→ **Excerpt from a dataset**
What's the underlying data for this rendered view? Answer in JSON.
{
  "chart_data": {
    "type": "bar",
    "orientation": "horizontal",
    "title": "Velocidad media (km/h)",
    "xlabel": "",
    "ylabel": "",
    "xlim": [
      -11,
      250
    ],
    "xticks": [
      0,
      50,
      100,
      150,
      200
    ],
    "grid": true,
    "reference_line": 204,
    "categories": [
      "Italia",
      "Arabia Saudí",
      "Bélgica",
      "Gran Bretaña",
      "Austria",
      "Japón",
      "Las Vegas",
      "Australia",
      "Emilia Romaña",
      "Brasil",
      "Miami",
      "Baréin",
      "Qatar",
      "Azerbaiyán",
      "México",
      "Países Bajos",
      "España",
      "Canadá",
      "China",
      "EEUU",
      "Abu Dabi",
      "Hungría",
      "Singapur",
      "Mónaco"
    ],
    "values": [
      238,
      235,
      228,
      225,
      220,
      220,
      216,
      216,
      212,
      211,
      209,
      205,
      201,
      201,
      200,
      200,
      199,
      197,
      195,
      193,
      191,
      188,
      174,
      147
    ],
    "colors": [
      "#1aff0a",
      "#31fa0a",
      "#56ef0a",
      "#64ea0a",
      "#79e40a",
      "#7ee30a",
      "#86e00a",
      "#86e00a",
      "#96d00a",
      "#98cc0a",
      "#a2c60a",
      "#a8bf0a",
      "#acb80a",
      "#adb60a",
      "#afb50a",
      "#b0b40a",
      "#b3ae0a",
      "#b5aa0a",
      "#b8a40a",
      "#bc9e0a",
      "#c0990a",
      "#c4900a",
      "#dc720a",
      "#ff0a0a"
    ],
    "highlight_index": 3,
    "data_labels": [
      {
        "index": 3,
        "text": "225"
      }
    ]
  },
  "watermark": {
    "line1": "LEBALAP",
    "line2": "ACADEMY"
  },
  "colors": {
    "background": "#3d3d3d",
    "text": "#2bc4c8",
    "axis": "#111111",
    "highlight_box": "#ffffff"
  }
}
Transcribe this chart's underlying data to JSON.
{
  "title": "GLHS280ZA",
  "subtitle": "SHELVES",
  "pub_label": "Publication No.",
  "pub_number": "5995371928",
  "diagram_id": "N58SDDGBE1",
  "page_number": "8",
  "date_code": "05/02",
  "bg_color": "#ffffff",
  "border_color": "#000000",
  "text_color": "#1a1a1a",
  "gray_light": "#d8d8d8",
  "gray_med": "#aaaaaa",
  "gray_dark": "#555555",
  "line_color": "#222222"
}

→ **Aim**
In the records above, how many lines include the string "ffffff"? Answer with only the number.

→ **Solution**
2